§ **Reading passage**:
In the below code chunk, we double check whether our `completed_stop_words` list is working.  

In `top_dict_check`, we can clearly see that now the words are starting to makes sense and are indeed meaningful in each transcript. The common top words that are meaningless and filler words are removed successfully. 

In [19]:
# we double check on the top words in each transcript now. 
cv_matrix_check = cv_matrix_stop.transpose()

top_dict_check_cv = {}
for c in cv_matrix_check.columns:
    top = cv_matrix_check[c].sort_values(ascending=False).head(30)
    top_dict_check_cv[c]= list(zip(top.index, top.values))

In [52]:
# pickle 
with open('pickle/' + 'common_words_cv.pkl', 'wb') as f:
    pickle.dump(top_dict_check_cv, f)

§ **Material supplied**:

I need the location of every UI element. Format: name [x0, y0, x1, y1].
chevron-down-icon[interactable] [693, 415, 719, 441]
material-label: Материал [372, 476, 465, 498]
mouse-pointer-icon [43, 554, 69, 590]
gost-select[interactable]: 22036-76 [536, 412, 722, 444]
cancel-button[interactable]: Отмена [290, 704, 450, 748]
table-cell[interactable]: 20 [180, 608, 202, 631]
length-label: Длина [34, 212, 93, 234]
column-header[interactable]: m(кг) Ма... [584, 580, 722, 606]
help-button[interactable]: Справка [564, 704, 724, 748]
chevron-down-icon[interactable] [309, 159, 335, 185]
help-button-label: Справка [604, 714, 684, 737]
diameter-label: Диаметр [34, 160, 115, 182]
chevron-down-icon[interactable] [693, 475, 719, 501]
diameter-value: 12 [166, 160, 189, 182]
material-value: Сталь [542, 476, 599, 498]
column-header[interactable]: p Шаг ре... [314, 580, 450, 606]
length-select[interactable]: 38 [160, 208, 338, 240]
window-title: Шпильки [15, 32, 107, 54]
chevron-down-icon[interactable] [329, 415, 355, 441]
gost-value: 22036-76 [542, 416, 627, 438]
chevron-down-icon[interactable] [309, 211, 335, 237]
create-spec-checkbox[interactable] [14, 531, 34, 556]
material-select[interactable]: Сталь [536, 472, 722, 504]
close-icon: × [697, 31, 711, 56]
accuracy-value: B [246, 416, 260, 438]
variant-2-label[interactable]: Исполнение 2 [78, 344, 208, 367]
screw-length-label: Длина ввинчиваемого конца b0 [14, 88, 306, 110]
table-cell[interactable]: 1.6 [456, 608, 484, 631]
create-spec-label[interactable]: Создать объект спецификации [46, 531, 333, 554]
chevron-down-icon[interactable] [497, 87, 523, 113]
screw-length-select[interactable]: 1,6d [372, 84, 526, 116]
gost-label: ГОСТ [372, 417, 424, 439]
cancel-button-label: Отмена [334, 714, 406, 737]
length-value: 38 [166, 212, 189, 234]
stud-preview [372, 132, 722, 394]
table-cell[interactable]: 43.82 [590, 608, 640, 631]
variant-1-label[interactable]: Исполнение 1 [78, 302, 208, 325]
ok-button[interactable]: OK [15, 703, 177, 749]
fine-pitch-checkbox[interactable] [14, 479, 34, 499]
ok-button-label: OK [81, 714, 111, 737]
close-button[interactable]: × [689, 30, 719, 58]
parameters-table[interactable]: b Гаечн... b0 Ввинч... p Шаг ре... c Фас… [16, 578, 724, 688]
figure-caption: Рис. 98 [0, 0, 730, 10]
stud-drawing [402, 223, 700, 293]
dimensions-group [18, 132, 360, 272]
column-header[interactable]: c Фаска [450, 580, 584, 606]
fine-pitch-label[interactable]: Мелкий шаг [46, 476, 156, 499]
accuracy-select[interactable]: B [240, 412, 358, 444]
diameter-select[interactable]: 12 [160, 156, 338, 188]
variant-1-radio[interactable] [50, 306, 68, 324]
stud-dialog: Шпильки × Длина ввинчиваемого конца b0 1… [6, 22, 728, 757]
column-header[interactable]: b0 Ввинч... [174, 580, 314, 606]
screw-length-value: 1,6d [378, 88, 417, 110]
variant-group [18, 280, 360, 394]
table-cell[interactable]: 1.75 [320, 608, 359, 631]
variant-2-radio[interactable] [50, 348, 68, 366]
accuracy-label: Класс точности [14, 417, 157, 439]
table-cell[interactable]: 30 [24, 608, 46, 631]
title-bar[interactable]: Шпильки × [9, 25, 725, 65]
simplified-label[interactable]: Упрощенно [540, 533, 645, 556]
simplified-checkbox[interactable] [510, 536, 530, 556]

§ **Work instructions**:
(a) In the stop-words notebook passage, how would everything from "In the below" down to "cv_matrix_check = cv_matrix_stop.transpose()" read with "transcript" renamed to "episode"?
(b) Answer these questions about the stop-words notebook passage:
(i) Which list is the code chunk meant to double check?
(ii) How many top words per column does the loop keep?
(iii) What file name is used when pickling the results?
(c) Can you continue the stop-words notebook passage from its last line?

§ **Task answers**:
(a)
In the below code chunk, we double check whether our `completed_stop_words` list is working.  

In `top_dict_check`, we can clearly see that now the words are starting to makes sense and are indeed meaningful in each episode. The common top words that are meaningless and filler words are removed successfully. 

In [19]:
# we double check on the top words in each episode now. 
cv_matrix_check = cv_matrix_stop.transpose()

(b)
(i) The `completed_stop_words` list.
(ii) 30.
(iii) common_words_cv.pkl

(c)
In [27]:
# we check with the first transcript 
first_transcript_value_cv = list(top_dict_check_cv.values())[0]
first_transcript_value_cv 

[('kid', 33),
 ('black', 33),
 ('woman', 31),
 ('try', 29),
 ('everybody', 26),
 ('school', 26),
 ('white', 25),
 ('love', 25),
 ('motherfucker', 23),
 ('ngga', 23),
 ('need', 22),
 ('talk', 21),
 ('lola', 21),
 ('year', 20),
 ('pussy', 19),
 ('day', 18),
 ('work', 18),
 ('shoe', 18),
 ('aint', 17),
 ('child', 16),
 ('girl', 16),
 ('lawyer', 16),
 ('didnt', 16),
 ('men', 15),
 ('mother', 15),
 ('baby', 15),
 ('accept', 14),
 ('attention', 14),
 ('sell', 12),
 ('bitch', 11)]

In [31]:
# pickle the updated document-term matrix from Count Vectorizer
with open('pickle/' + 'cv_stop.pkl', 'wb') as f:
    pickle.dump(cv_matrix_stop, f)

### TF-IDF

We do the same for TF-IDF too.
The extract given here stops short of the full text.